* BEGIN DATASET RECORDS *
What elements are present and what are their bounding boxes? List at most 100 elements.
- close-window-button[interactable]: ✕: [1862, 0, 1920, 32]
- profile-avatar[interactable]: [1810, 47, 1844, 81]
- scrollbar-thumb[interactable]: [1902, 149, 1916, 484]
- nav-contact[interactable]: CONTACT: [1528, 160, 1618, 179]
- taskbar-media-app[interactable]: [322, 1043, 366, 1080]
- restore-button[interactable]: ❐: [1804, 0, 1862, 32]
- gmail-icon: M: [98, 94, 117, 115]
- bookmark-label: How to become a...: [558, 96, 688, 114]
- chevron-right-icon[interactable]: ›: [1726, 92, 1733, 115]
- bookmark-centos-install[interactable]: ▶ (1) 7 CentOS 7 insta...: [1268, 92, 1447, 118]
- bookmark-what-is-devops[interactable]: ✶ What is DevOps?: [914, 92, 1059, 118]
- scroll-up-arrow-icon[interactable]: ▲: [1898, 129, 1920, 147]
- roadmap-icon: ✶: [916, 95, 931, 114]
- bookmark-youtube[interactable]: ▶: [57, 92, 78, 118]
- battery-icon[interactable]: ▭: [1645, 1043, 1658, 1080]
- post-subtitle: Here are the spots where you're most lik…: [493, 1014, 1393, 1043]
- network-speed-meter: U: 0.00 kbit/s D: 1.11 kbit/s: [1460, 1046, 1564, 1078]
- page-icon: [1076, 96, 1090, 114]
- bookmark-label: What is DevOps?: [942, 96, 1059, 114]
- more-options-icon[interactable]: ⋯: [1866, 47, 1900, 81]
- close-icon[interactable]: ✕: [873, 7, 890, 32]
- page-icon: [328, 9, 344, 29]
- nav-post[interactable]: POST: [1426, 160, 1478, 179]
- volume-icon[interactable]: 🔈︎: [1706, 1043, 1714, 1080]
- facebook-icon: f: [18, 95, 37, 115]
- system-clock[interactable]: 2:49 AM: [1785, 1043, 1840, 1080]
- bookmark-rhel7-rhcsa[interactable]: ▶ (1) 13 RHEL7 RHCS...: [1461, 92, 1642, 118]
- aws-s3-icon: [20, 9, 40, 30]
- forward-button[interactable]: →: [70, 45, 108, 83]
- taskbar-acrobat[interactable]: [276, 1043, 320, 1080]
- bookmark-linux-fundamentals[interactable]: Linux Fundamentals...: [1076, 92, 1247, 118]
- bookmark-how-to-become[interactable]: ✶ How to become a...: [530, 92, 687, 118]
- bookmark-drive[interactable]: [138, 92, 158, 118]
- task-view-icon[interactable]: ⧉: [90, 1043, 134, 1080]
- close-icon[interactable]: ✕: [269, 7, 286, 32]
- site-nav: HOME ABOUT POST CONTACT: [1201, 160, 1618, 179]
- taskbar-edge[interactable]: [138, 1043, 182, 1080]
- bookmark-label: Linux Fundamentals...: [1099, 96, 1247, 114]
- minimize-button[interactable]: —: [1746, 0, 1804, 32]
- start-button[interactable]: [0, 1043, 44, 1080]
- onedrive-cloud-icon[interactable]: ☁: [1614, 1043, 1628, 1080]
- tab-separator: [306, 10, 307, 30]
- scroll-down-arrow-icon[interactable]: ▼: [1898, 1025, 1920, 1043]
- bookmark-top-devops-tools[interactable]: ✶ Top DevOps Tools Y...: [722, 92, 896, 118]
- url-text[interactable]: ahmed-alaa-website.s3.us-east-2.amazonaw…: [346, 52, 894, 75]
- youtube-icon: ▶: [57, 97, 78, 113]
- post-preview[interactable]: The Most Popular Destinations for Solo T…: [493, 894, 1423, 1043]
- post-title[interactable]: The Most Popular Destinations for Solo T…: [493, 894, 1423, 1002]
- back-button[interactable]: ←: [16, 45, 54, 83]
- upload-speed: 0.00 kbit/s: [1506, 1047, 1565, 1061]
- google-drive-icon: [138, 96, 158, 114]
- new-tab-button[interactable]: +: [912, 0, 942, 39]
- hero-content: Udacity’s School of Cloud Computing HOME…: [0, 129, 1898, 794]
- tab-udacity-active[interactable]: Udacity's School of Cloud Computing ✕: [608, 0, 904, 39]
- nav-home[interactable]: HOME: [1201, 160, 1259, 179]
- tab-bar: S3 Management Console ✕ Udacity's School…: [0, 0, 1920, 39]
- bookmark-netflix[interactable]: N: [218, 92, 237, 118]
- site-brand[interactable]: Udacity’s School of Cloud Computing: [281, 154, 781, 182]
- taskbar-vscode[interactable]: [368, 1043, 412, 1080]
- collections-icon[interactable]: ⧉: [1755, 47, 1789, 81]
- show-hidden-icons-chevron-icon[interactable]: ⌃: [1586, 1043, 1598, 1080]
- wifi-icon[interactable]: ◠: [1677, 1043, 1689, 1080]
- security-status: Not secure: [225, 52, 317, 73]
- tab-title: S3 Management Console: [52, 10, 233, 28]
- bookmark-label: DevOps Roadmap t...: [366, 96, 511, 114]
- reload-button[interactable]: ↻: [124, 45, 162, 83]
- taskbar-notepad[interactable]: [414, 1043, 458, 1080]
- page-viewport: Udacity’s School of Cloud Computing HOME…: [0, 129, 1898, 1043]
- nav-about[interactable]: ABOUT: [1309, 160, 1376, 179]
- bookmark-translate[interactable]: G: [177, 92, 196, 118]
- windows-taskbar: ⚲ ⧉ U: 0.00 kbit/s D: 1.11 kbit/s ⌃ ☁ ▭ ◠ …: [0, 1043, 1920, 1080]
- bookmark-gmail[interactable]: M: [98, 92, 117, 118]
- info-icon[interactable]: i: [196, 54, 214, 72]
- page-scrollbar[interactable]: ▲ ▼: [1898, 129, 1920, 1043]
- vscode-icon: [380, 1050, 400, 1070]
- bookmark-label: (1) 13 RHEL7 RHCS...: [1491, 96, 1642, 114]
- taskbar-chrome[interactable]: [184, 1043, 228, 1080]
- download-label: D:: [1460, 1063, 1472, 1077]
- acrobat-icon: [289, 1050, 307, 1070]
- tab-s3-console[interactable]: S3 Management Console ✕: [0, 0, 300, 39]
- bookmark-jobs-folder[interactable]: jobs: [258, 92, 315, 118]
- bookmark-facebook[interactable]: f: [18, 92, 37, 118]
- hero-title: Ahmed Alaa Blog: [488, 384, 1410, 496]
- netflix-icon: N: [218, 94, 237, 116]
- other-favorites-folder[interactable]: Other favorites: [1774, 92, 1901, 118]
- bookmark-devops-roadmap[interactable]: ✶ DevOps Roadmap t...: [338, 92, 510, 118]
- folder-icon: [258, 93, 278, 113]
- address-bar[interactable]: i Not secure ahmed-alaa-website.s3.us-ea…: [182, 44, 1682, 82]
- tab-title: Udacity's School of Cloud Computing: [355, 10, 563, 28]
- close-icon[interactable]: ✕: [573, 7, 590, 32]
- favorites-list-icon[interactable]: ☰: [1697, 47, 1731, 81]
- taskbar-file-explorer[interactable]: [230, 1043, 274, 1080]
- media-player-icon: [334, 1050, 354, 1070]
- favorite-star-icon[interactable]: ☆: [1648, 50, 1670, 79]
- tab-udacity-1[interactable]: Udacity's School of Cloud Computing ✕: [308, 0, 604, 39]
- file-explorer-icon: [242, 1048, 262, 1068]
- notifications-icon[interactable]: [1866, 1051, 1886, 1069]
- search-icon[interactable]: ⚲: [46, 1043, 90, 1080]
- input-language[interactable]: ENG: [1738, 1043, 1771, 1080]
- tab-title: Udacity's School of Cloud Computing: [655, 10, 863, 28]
* END DATASET RECORDS *
_TASK STATEMENT_
Please render the records as a numbered list, starting at the first line and ending with the line that contains "- close-icon[interactable]: ✕: [269, 7, 286, 32]". Leave out any blank lines.

_TASK OUTPUT_
1. What elements are present and what are their bounding boxes? List at most 100 elements.
2. - close-window-button[interactable]: ✕: [1862, 0, 1920, 32]
3. - profile-avatar[interactable]: [1810, 47, 1844, 81]
4. - scrollbar-thumb[interactable]: [1902, 149, 1916, 484]
5. - nav-contact[interactable]: CONTACT: [1528, 160, 1618, 179]
6. - taskbar-media-app[interactable]: [322, 1043, 366, 1080]
7. - restore-button[interactable]: ❐: [1804, 0, 1862, 32]
8. - gmail-icon: M: [98, 94, 117, 115]
9. - bookmark-label: How to become a...: [558, 96, 688, 114]
10. - chevron-right-icon[interactable]: ›: [1726, 92, 1733, 115]
11. - bookmark-centos-install[interactable]: ▶ (1) 7 CentOS 7 insta...: [1268, 92, 1447, 118]
12. - bookmark-what-is-devops[interactable]: ✶ What is DevOps?: [914, 92, 1059, 118]
13. - scroll-up-arrow-icon[interactable]: ▲: [1898, 129, 1920, 147]
14. - roadmap-icon: ✶: [916, 95, 931, 114]
15. - bookmark-youtube[interactable]: ▶: [57, 92, 78, 118]
16. - battery-icon[interactable]: ▭: [1645, 1043, 1658, 1080]
17. - post-subtitle: Here are the spots where you're most lik…: [493, 1014, 1393, 1043]
18. - network-speed-meter: U: 0.00 kbit/s D: 1.11 kbit/s: [1460, 1046, 1564, 1078]
19. - page-icon: [1076, 96, 1090, 114]
20. - bookmark-label: What is DevOps?: [942, 96, 1059, 114]
21. - more-options-icon[interactable]: ⋯: [1866, 47, 1900, 81]
22. - close-icon[interactable]: ✕: [873, 7, 890, 32]
23. - page-icon: [328, 9, 344, 29]
24. - nav-post[interactable]: POST: [1426, 160, 1478, 179]
25. - volume-icon[interactable]: 🔈︎: [1706, 1043, 1714, 1080]
26. - facebook-icon: f: [18, 95, 37, 115]
27. - system-clock[interactable]: 2:49 AM: [1785, 1043, 1840, 1080]
28. - bookmark-rhel7-rhcsa[interactable]: ▶ (1) 13 RHEL7 RHCS...: [1461, 92, 1642, 118]
29. - aws-s3-icon: [20, 9, 40, 30]
30. - forward-button[interactable]: →: [70, 45, 108, 83]
31. - taskbar-acrobat[interactable]: [276, 1043, 320, 1080]
32. - bookmark-linux-fundamentals[interactable]: Linux Fundamentals...: [1076, 92, 1247, 118]
33. - bookmark-how-to-become[interactable]: ✶ How to become a...: [530, 92, 687, 118]
34. - bookmark-drive[interactable]: [138, 92, 158, 118]
35. - task-view-icon[interactable]: ⧉: [90, 1043, 134, 1080]
36. - close-icon[interactable]: ✕: [269, 7, 286, 32]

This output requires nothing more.